##### PROVIDED RECORDS #####

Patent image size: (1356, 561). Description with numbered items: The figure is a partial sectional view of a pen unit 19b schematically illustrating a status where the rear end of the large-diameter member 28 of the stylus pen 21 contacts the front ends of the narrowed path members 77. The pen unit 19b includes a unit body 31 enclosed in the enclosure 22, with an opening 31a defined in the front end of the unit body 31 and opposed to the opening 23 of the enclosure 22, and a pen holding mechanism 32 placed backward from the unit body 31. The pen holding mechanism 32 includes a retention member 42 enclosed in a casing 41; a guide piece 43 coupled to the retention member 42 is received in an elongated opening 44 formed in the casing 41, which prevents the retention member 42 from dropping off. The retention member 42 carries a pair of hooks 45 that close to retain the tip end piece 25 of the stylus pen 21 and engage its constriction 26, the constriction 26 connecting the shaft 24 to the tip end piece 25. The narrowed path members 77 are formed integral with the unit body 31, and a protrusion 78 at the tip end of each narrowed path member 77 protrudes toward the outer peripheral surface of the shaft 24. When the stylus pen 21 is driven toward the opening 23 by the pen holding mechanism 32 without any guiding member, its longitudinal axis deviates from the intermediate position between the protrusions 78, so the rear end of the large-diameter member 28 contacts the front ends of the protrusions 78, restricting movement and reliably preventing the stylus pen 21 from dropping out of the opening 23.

#####
##### PROVIDED RECORDS #####

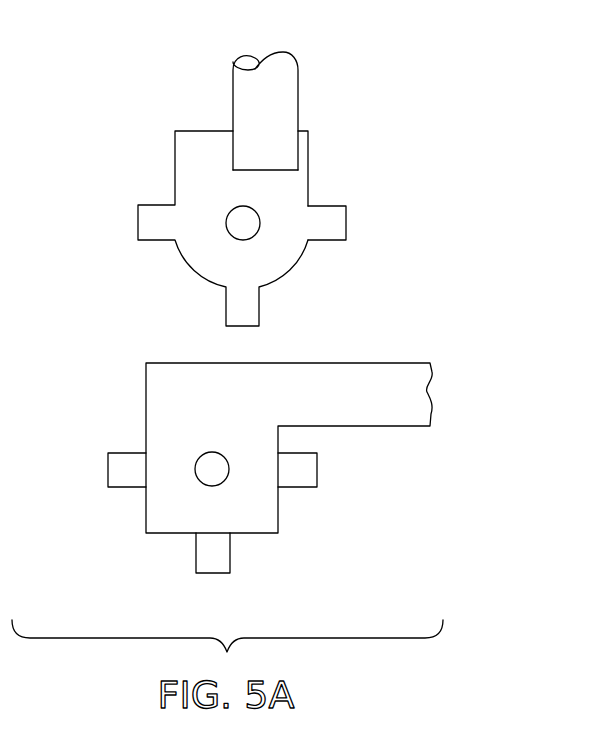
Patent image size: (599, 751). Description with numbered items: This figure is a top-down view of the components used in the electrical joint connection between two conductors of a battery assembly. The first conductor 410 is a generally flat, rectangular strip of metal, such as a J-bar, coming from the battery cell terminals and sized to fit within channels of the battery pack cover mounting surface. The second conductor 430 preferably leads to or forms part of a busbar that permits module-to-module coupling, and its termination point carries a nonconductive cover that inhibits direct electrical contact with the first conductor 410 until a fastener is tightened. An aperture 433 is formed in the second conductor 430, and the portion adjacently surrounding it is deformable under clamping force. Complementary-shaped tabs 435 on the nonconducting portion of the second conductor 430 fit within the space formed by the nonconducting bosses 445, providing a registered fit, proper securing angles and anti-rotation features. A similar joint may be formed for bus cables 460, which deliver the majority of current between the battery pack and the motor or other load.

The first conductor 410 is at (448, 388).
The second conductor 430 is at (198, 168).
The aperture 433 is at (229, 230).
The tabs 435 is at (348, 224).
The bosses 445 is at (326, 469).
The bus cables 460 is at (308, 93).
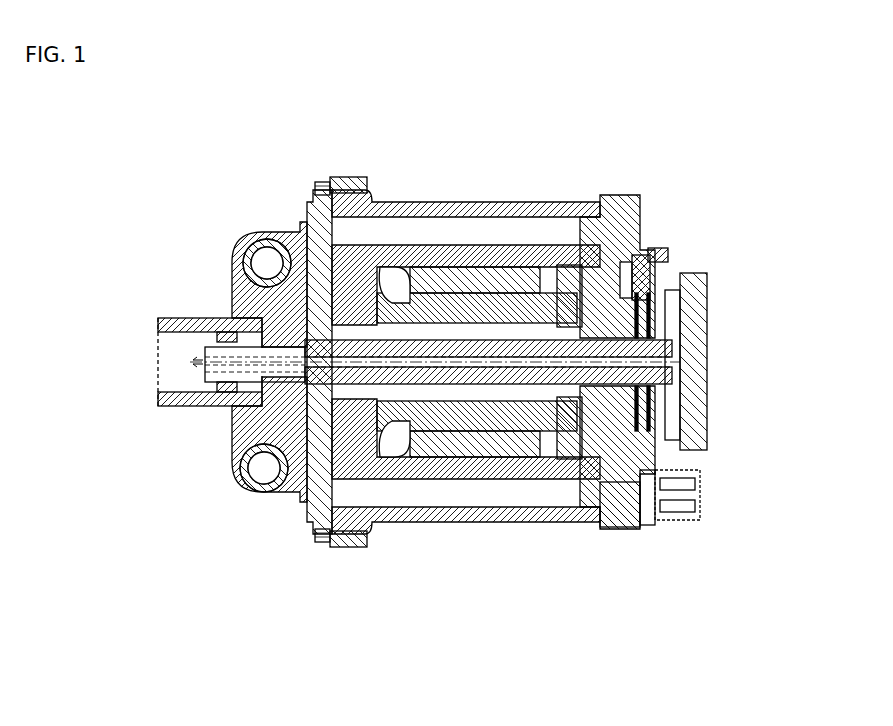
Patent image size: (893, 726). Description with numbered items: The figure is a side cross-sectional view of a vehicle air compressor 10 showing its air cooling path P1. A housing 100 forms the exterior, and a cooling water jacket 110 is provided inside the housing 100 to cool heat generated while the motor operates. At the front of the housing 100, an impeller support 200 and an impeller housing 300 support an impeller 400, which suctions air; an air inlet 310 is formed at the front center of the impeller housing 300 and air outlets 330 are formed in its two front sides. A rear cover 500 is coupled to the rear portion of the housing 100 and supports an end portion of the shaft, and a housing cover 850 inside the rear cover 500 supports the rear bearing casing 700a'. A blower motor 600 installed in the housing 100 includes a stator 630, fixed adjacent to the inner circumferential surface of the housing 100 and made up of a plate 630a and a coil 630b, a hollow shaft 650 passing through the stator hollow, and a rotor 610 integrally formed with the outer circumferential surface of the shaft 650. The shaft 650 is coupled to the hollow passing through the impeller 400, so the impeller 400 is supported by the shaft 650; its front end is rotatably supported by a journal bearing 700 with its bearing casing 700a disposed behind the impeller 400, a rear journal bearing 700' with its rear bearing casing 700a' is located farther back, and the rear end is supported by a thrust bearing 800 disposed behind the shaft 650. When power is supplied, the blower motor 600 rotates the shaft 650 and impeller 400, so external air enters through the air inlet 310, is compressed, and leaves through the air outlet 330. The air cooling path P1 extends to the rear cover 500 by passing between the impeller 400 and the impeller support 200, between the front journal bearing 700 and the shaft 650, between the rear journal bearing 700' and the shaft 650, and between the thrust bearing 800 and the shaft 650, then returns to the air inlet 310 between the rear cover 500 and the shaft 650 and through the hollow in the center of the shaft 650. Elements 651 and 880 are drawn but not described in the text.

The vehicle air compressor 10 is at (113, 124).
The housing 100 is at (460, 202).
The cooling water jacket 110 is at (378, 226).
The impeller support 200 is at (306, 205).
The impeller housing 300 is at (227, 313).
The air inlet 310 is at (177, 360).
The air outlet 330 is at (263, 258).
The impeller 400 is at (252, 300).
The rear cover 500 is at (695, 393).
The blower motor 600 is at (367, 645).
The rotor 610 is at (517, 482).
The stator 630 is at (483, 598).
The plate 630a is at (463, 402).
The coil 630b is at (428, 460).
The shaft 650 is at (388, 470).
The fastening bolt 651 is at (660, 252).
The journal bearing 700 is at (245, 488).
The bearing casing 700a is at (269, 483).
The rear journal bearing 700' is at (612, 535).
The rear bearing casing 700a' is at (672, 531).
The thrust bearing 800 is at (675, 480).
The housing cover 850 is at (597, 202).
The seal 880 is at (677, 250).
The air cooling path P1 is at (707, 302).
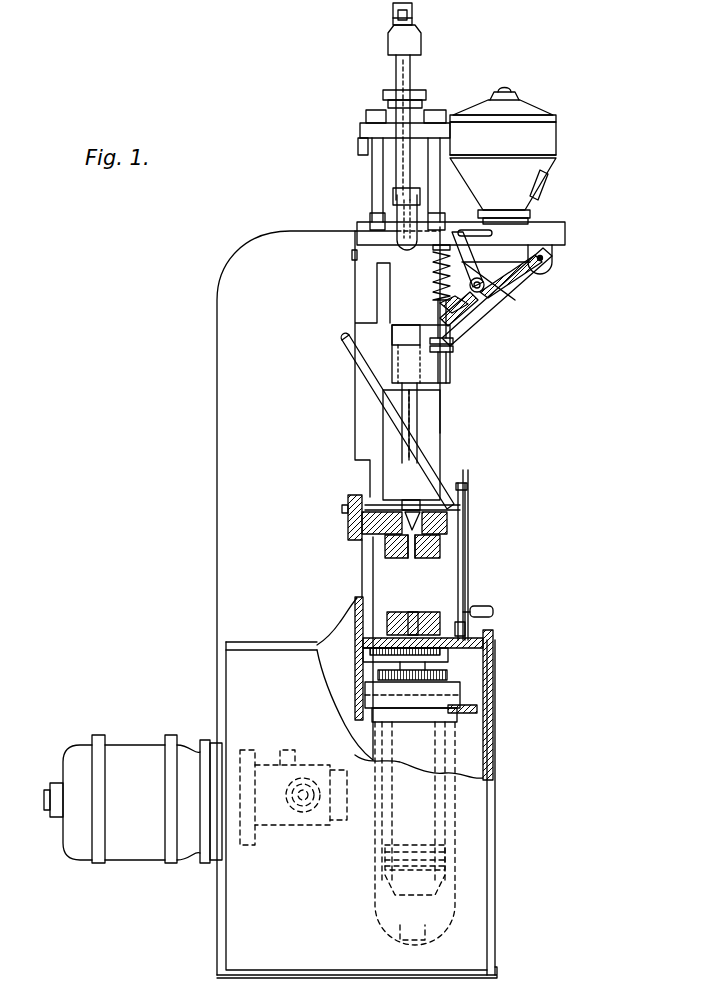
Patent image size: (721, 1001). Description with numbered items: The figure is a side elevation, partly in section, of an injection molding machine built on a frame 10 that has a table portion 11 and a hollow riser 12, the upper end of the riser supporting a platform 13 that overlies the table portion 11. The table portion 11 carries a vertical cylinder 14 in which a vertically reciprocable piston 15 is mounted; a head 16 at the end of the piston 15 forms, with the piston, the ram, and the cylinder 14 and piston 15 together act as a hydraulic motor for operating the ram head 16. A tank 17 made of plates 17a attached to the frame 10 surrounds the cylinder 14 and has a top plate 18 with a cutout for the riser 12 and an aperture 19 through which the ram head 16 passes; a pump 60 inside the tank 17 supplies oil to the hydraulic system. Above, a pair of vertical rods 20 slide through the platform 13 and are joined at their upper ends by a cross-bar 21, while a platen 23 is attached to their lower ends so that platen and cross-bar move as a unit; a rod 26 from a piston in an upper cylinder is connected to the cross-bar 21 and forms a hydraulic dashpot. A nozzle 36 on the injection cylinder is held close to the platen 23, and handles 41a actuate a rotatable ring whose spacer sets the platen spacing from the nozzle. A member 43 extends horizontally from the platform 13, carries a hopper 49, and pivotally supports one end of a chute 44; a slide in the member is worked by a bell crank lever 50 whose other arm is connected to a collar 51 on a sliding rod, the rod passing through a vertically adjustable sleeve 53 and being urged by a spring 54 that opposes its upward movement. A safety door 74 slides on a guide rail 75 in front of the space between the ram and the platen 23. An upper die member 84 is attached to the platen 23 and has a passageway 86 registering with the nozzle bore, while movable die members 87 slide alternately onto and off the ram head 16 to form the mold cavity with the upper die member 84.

#####
##### PROVIDED RECORDS #####

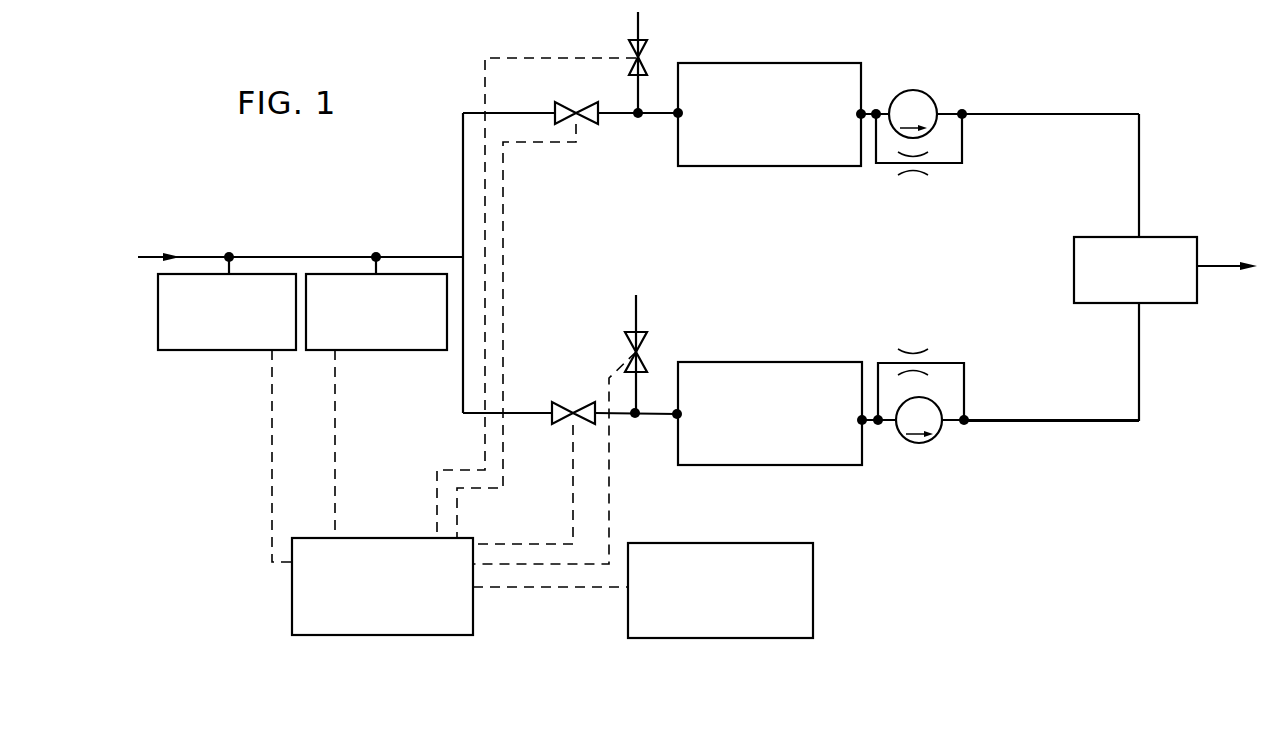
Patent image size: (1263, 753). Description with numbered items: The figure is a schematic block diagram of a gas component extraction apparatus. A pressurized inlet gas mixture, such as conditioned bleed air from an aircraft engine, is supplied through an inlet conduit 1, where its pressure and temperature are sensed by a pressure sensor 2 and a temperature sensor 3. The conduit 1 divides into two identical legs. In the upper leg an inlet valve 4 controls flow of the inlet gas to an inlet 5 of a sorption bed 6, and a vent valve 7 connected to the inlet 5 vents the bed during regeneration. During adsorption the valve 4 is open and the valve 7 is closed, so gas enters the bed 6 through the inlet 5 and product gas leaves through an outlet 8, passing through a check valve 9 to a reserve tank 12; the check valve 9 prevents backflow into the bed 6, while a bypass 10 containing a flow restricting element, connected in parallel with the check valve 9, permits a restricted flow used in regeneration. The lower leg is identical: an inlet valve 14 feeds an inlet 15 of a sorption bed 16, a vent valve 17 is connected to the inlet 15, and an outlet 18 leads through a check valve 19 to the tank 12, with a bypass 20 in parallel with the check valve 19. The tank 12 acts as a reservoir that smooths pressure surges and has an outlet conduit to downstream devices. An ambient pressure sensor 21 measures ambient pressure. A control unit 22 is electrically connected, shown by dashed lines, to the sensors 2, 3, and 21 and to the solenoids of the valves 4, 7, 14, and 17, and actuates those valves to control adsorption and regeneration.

#####

PROBLEM DETAILS.
Reproduce the data above verbatim, from the line containing "Patent image size: (893, 726)." through the line containing "The vehicle air", including both of those lines.

EXERCISE OUTPUT.
Patent image size: (893, 726). Description with numbered items: The figure is a side cross-sectional view of a vehicle air compressor 10 showing its air cooling path P1. A housing 100 forms the exterior, and a cooling water jacket 110 is provided inside the housing 100 to cool heat generated while the motor operates. At the front of the housing 100, an impeller support 200 and an impeller housing 300 support an impeller 400, which suctions air; an air inlet 310 is formed at the front center of the impeller housing 300 and air outlets 330 are formed in its two front sides. A rear cover 500 is coupled to the rear portion of the housing 100 and supports an end portion of the shaft, and a housing cover 850 inside the rear cover 500 supports the rear bearing casing 700a'. A blower motor 600 installed in the housing 100 includes a stator 630, fixed adjacent to the inner circumferential surface of the housing 100 and made up of a plate 630a and a coil 630b, a hollow shaft 650 passing through the stator hollow, and a rotor 610 integrally formed with the outer circumferential surface of the shaft 650. The shaft 650 is coupled to the hollow passing through the impeller 400, so the impeller 400 is supported by the shaft 650; its front end is rotatably supported by a journal bearing 700 with its bearing casing 700a disposed behind the impeller 400, a rear journal bearing 700' with its rear bearing casing 700a' is located farther back, and the rear end is supported by a thrust bearing 800 disposed behind the shaft 650. When power is supplied, the blower motor 600 rotates the shaft 650 and impeller 400, so external air enters through the air inlet 310, is compressed, and leaves through the air outlet 330. The air cooling path P1 extends to the rear cover 500 by passing between the impeller 400 and the impeller support 200, between the front journal bearing 700 and the shaft 650, between the rear journal bearing 700' and the shaft 650, and between the thrust bearing 800 and the shaft 650, then returns to the air inlet 310 between the rear cover 500 and the shaft 650 and through the hollow in the center of the shaft 650. Elements 651 and 880 are drawn but not described in the text.

The vehicle air compressor 10 is at (113, 124).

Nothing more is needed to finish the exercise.